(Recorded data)
* begin *

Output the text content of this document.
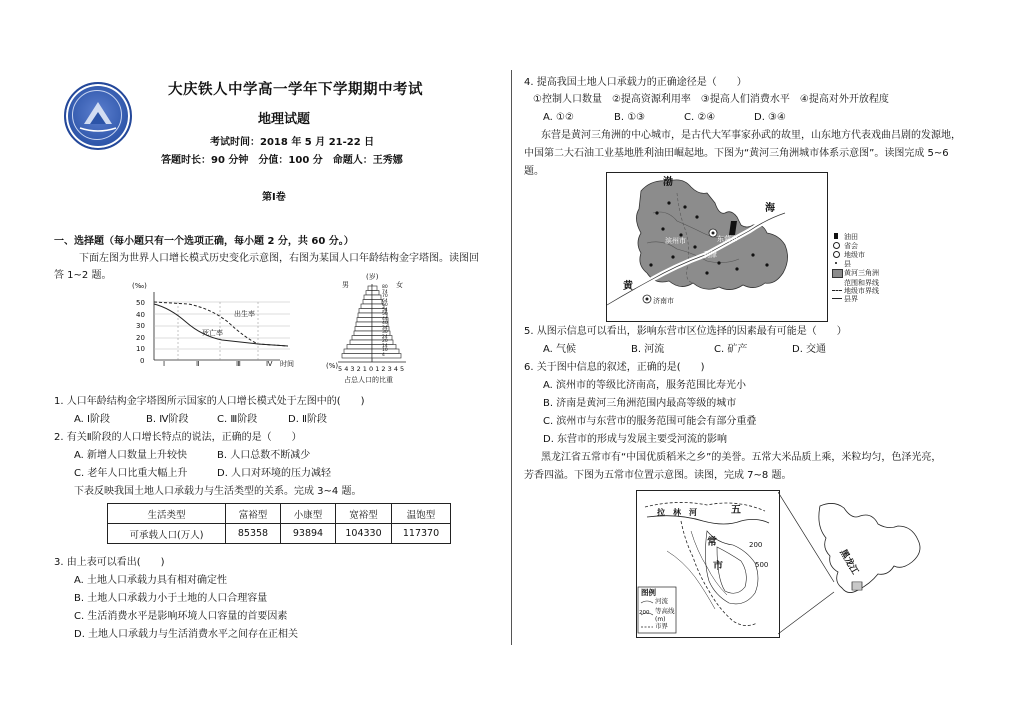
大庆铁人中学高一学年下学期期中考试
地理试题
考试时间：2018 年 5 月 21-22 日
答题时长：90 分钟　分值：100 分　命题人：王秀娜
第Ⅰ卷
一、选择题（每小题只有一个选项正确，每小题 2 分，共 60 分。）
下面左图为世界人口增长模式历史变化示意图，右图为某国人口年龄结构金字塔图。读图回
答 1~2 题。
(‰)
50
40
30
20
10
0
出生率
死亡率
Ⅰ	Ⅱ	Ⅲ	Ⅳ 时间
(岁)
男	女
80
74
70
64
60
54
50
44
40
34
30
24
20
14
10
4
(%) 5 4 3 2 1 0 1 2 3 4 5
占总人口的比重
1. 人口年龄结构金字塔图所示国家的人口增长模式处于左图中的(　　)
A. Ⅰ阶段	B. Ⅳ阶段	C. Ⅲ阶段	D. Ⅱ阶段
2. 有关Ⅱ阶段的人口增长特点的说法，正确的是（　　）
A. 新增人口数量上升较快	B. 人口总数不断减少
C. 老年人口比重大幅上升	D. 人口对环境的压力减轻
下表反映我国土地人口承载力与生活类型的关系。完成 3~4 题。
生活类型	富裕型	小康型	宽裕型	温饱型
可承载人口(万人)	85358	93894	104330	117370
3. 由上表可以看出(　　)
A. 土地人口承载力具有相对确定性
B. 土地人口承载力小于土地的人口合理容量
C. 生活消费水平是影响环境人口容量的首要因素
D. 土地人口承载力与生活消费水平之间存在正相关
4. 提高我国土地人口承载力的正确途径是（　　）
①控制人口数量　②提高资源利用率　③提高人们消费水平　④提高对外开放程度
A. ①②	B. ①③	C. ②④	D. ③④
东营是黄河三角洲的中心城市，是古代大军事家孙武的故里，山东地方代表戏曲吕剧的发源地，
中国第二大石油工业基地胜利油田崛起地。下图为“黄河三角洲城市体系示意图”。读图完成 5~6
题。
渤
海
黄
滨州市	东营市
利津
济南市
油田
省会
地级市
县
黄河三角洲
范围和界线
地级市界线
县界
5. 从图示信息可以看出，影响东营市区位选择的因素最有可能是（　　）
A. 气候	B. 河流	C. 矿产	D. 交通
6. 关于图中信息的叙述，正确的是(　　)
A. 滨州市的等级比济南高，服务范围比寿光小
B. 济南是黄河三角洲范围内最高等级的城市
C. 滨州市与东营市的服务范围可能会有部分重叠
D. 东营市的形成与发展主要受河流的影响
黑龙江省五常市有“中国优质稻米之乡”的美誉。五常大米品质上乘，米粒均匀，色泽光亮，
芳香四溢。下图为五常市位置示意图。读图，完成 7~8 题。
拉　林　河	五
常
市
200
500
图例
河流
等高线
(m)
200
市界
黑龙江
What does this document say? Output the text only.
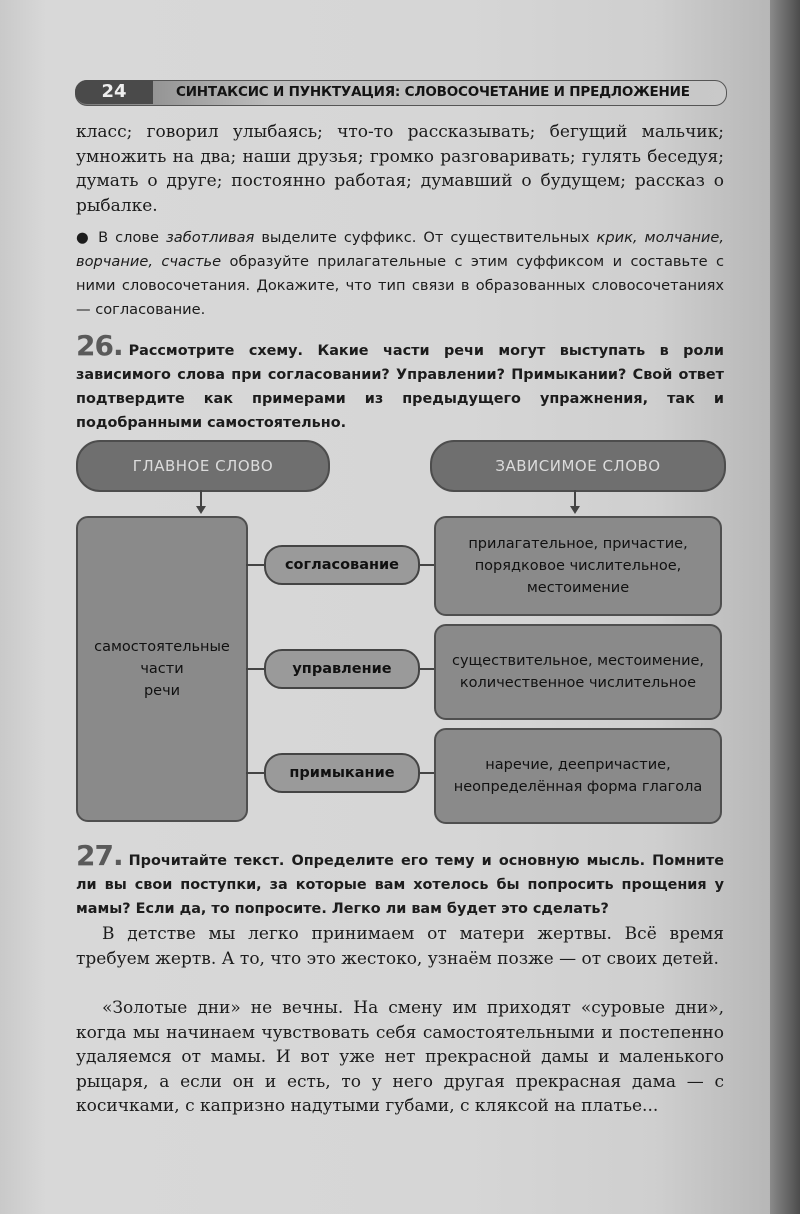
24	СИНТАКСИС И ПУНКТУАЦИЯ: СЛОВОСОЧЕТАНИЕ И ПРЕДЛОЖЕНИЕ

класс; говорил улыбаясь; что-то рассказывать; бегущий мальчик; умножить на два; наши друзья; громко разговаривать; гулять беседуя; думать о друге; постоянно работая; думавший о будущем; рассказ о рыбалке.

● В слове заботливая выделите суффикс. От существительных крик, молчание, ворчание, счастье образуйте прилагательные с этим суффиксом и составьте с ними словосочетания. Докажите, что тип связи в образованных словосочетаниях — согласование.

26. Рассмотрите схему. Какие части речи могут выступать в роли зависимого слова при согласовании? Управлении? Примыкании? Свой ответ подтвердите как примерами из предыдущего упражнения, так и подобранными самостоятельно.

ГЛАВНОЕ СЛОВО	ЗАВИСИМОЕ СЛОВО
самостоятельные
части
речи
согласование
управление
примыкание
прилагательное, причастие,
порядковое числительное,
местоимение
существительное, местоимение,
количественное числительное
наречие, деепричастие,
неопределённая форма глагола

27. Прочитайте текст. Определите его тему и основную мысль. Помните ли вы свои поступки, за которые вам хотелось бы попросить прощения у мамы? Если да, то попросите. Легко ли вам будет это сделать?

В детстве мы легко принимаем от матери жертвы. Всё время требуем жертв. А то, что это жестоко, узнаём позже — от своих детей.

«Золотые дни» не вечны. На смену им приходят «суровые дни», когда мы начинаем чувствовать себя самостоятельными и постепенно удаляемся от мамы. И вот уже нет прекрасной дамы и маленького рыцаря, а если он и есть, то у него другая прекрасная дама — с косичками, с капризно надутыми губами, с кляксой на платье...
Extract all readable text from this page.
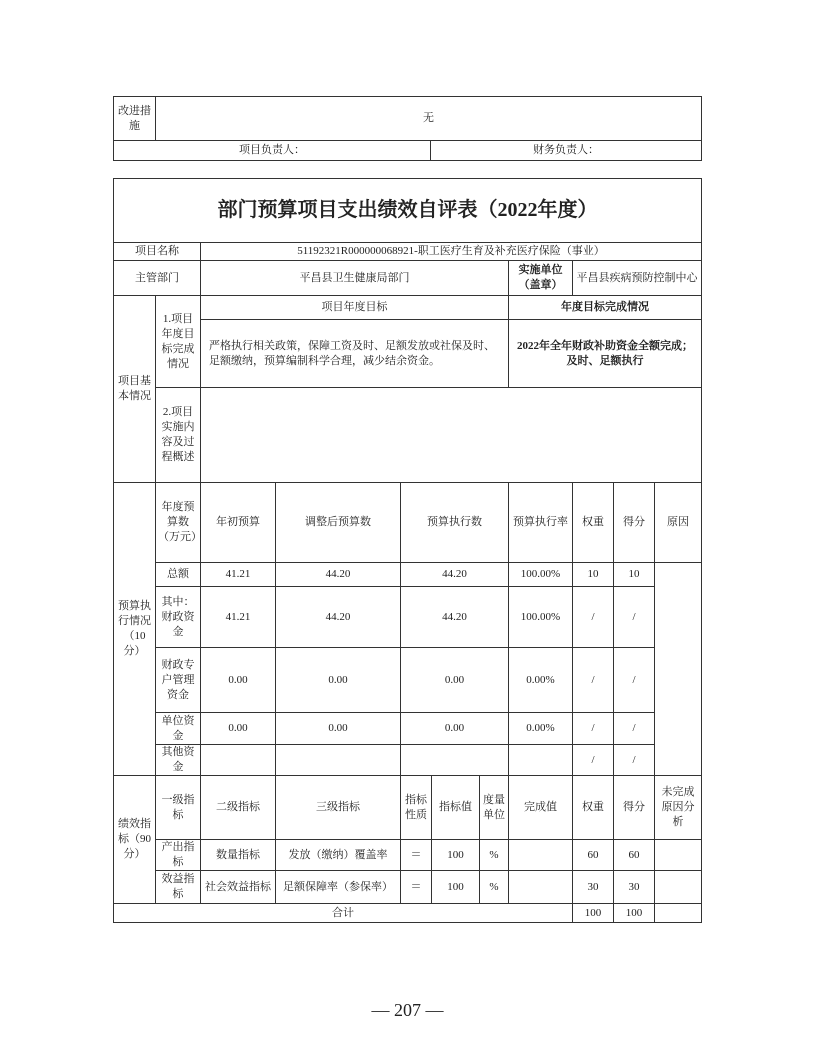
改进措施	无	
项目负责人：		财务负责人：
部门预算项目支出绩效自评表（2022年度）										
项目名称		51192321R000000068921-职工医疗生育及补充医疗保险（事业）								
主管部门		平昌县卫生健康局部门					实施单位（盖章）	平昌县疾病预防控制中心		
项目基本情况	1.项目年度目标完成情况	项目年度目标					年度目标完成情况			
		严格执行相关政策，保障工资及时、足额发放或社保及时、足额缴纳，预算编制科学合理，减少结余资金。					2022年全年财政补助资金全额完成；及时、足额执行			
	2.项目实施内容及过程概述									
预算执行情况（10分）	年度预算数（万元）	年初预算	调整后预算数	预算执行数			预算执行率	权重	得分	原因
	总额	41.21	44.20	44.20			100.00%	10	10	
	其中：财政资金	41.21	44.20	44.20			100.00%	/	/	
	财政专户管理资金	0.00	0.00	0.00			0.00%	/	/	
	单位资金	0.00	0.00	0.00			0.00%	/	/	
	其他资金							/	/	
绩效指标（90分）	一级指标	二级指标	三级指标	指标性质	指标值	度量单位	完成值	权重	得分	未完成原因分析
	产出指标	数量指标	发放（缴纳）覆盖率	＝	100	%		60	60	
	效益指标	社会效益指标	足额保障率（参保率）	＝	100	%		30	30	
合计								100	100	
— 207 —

* end *

## PROMPT
Copy all the entries word for word. Omit any pictures.

## ANSWER TO THE PROBLEM
Output the text content of this document.
大庆铁人中学高一学年下学期期中考试
地理试题
考试时间：2018 年 5 月 21-22 日
答题时长：90 分钟　分值：100 分　命题人：王秀娜
第Ⅰ卷
一、选择题（每小题只有一个选项正确，每小题 2 分，共 60 分。）
下面左图为世界人口增长模式历史变化示意图，右图为某国人口年龄结构金字塔图。读图回
答 1~2 题。
(‰)
50
40
30
20
10
0
出生率
死亡率
Ⅰ	Ⅱ	Ⅲ	Ⅳ 时间
(岁)
男	女
80
74
70
64
60
54
50
44
40
34
30
24
20
14
10
4
(%) 5 4 3 2 1 0 1 2 3 4 5
占总人口的比重
1. 人口年龄结构金字塔图所示国家的人口增长模式处于左图中的(　　)
A. Ⅰ阶段	B. Ⅳ阶段	C. Ⅲ阶段	D. Ⅱ阶段
2. 有关Ⅱ阶段的人口增长特点的说法，正确的是（　　）
A. 新增人口数量上升较快	B. 人口总数不断减少
C. 老年人口比重大幅上升	D. 人口对环境的压力减轻
下表反映我国土地人口承载力与生活类型的关系。完成 3~4 题。
生活类型	富裕型	小康型	宽裕型	温饱型
可承载人口(万人)	85358	93894	104330	117370
3. 由上表可以看出(　　)
A. 土地人口承载力具有相对确定性
B. 土地人口承载力小于土地的人口合理容量
C. 生活消费水平是影响环境人口容量的首要因素
D. 土地人口承载力与生活消费水平之间存在正相关
4. 提高我国土地人口承载力的正确途径是（　　）
①控制人口数量　②提高资源利用率　③提高人们消费水平　④提高对外开放程度
A. ①②	B. ①③	C. ②④	D. ③④
东营是黄河三角洲的中心城市，是古代大军事家孙武的故里，山东地方代表戏曲吕剧的发源地，
中国第二大石油工业基地胜利油田崛起地。下图为“黄河三角洲城市体系示意图”。读图完成 5~6
题。
渤
海
黄
滨州市	东营市
利津
济南市
油田
省会
地级市
县
黄河三角洲
范围和界线
地级市界线
县界
5. 从图示信息可以看出，影响东营市区位选择的因素最有可能是（　　）
A. 气候	B. 河流	C. 矿产	D. 交通
6. 关于图中信息的叙述，正确的是(　　)
A. 滨州市的等级比济南高，服务范围比寿光小
B. 济南是黄河三角洲范围内最高等级的城市
C. 滨州市与东营市的服务范围可能会有部分重叠
D. 东营市的形成与发展主要受河流的影响
黑龙江省五常市有“中国优质稻米之乡”的美誉。五常大米品质上乘，米粒均匀，色泽光亮，
芳香四溢。下图为五常市位置示意图。读图，完成 7~8 题。
拉　林　河	五
常
市
200
500
图例
河流
等高线
(m)
200
市界
黑龙江
What does this document say? Output the text only.
24	СИНТАКСИС И ПУНКТУАЦИЯ: СЛОВОСОЧЕТАНИЕ И ПРЕДЛОЖЕНИЕ

класс; говорил улыбаясь; что-то рассказывать; бегущий мальчик; умножить на два; наши друзья; громко разговаривать; гулять беседуя; думать о друге; постоянно работая; думавший о будущем; рассказ о рыбалке.

● В слове заботливая выделите суффикс. От существительных крик, молчание, ворчание, счастье образуйте прилагательные с этим суффиксом и составьте с ними словосочетания. Докажите, что тип связи в образованных словосочетаниях — согласование.

26. Рассмотрите схему. Какие части речи могут выступать в роли зависимого слова при согласовании? Управлении? Примыкании? Свой ответ подтвердите как примерами из предыдущего упражнения, так и подобранными самостоятельно.

ГЛАВНОЕ СЛОВО	ЗАВИСИМОЕ СЛОВО
самостоятельные
части
речи
согласование
управление
примыкание
прилагательное, причастие,
порядковое числительное,
местоимение
существительное, местоимение,
количественное числительное
наречие, деепричастие,
неопределённая форма глагола

27. Прочитайте текст. Определите его тему и основную мысль. Помните ли вы свои поступки, за которые вам хотелось бы попросить прощения у мамы? Если да, то попросите. Легко ли вам будет это сделать?

В детстве мы легко принимаем от матери жертвы. Всё время требуем жертв. А то, что это жестоко, узнаём позже — от своих детей.

«Золотые дни» не вечны. На смену им приходят «суровые дни», когда мы начинаем чувствовать себя самостоятельными и постепенно удаляемся от мамы. И вот уже нет прекрасной дамы и маленького рыцаря, а если он и есть, то у него другая прекрасная дама — с косичками, с капризно надутыми губами, с кляксой на платье...
Extract all readable text from this page.
改进措施	无	
项目负责人：		财务负责人：
部门预算项目支出绩效自评表（2022年度）										
项目名称		51192321R000000068921-职工医疗生育及补充医疗保险（事业）								
主管部门		平昌县卫生健康局部门					实施单位（盖章）	平昌县疾病预防控制中心		
项目基本情况	1.项目年度目标完成情况	项目年度目标					年度目标完成情况			
		严格执行相关政策，保障工资及时、足额发放或社保及时、足额缴纳，预算编制科学合理，减少结余资金。					2022年全年财政补助资金全额完成；及时、足额执行			
	2.项目实施内容及过程概述									
预算执行情况（10分）	年度预算数（万元）	年初预算	调整后预算数	预算执行数			预算执行率	权重	得分	原因
	总额	41.21	44.20	44.20			100.00%	10	10	
	其中：财政资金	41.21	44.20	44.20			100.00%	/	/	
	财政专户管理资金	0.00	0.00	0.00			0.00%	/	/	
	单位资金	0.00	0.00	0.00			0.00%	/	/	
	其他资金							/	/	
绩效指标（90分）	一级指标	二级指标	三级指标	指标性质	指标值	度量单位	完成值	权重	得分	未完成原因分析
	产出指标	数量指标	发放（缴纳）覆盖率	＝	100	%		60	60	
	效益指标	社会效益指标	足额保障率（参保率）	＝	100	%		30	30	
合计								100	100	
— 207 —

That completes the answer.